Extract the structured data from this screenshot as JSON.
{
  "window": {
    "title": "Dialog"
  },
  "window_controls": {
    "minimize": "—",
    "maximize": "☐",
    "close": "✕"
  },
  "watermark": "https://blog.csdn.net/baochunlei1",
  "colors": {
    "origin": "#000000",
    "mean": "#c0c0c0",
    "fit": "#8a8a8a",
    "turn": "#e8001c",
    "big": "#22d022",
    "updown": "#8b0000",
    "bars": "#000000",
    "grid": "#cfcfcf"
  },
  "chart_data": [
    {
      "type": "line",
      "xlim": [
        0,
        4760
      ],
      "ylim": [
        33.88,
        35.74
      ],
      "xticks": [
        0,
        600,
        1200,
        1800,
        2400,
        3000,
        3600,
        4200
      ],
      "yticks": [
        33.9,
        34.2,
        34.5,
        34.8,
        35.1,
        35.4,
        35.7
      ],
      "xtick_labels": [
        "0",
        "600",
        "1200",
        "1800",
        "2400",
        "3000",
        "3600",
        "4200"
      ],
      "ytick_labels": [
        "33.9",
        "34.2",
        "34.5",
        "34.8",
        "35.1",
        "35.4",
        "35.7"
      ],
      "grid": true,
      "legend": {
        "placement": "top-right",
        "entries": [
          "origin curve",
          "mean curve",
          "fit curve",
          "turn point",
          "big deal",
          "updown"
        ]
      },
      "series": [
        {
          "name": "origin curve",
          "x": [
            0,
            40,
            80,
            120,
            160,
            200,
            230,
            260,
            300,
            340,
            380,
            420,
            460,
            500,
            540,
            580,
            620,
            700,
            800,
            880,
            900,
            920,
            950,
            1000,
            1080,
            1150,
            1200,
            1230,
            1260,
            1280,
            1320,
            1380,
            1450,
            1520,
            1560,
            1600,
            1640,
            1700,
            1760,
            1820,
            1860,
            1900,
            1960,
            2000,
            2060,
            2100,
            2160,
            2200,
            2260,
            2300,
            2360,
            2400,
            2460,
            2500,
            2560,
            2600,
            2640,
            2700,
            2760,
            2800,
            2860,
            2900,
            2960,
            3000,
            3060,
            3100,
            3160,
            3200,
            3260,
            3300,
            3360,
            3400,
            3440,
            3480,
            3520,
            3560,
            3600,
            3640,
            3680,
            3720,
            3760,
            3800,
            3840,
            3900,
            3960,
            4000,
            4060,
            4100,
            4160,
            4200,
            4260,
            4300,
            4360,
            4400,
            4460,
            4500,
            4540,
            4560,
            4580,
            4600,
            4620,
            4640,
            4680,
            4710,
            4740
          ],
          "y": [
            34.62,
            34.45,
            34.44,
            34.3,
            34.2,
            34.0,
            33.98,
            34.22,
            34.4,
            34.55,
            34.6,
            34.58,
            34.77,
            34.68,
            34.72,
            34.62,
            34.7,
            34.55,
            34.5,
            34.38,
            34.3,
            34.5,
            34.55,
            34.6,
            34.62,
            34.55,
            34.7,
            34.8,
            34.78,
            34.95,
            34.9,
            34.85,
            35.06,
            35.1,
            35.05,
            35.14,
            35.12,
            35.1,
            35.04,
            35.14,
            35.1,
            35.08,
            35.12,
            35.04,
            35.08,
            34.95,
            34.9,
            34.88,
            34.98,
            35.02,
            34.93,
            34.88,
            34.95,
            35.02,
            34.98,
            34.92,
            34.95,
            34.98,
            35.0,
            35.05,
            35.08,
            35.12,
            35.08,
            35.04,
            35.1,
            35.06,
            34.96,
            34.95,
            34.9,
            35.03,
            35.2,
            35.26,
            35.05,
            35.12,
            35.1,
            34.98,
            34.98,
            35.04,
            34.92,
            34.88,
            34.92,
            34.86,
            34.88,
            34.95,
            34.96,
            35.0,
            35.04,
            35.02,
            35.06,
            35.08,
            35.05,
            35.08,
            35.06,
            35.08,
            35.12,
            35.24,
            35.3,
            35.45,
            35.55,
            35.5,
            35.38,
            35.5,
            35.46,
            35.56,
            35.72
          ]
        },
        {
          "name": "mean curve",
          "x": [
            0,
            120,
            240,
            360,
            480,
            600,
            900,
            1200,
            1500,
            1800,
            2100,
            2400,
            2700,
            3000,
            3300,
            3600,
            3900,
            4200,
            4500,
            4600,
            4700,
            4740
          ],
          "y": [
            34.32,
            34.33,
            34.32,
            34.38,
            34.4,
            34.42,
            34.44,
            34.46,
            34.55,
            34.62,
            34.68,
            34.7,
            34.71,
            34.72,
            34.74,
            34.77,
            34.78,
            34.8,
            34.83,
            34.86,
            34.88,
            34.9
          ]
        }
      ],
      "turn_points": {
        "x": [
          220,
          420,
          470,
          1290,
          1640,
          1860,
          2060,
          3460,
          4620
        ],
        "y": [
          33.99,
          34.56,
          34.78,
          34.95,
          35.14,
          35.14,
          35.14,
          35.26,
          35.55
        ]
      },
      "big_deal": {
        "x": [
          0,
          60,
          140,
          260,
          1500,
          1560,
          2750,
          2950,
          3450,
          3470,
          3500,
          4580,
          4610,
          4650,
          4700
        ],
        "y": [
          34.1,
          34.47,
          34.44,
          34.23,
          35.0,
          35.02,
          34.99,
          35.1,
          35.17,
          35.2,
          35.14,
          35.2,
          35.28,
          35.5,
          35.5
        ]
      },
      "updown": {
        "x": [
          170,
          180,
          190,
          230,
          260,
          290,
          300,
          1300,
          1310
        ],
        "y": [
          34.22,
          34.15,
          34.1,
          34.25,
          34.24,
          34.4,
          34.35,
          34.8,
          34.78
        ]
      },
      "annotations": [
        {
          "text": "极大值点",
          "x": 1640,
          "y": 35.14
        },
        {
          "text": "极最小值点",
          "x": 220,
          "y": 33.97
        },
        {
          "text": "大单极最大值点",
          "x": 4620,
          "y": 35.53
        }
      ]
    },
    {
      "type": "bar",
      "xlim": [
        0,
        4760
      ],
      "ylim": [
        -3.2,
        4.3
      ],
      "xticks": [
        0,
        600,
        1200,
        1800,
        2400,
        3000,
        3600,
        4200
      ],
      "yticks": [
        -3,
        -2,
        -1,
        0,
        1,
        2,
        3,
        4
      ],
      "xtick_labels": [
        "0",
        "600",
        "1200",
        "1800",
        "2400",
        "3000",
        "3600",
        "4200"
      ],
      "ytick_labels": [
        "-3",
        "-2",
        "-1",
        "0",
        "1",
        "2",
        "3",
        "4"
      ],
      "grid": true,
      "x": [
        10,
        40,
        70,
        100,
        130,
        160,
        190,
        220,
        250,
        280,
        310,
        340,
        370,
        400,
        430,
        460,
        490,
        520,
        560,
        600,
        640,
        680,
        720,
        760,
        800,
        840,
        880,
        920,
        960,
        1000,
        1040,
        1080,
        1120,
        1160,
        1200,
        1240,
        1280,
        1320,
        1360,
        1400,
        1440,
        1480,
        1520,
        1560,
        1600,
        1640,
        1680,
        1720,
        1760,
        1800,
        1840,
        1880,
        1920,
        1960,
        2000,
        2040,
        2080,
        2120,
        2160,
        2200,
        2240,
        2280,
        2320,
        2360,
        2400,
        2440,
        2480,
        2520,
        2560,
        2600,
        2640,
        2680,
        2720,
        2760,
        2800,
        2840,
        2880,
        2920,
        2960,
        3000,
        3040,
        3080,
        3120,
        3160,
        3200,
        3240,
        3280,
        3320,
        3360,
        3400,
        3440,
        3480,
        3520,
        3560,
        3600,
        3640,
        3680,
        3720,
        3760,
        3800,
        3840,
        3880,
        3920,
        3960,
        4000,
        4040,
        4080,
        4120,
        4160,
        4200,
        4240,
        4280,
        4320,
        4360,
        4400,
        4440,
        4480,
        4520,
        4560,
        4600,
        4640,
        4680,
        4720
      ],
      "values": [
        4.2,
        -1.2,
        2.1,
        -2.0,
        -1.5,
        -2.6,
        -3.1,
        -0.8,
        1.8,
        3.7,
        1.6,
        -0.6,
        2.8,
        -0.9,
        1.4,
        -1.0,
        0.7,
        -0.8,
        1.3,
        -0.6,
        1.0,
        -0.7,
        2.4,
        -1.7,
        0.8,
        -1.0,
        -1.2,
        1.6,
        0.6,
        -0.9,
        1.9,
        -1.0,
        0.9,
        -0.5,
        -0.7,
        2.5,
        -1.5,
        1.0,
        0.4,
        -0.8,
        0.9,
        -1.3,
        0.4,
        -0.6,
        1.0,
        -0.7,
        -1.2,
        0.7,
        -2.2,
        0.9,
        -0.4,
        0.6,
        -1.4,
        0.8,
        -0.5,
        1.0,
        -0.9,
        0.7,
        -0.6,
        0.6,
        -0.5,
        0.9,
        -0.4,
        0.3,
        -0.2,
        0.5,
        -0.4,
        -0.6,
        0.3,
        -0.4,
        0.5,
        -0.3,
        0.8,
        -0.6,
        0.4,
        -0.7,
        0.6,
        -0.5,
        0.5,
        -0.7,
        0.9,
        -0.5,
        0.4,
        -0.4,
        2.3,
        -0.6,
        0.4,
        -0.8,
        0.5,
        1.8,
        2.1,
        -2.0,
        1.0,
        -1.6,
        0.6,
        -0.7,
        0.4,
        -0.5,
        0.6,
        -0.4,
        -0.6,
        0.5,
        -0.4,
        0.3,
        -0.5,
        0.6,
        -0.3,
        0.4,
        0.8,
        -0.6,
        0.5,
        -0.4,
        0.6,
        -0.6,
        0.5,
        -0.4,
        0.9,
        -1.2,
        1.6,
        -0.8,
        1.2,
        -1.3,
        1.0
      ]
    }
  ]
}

★ ★ ★ ★

*WHAT IS BEING ASKED*: Only a number is wanted: how many lines contain the word "mean"?

*WRITTEN RESPONSE*: 3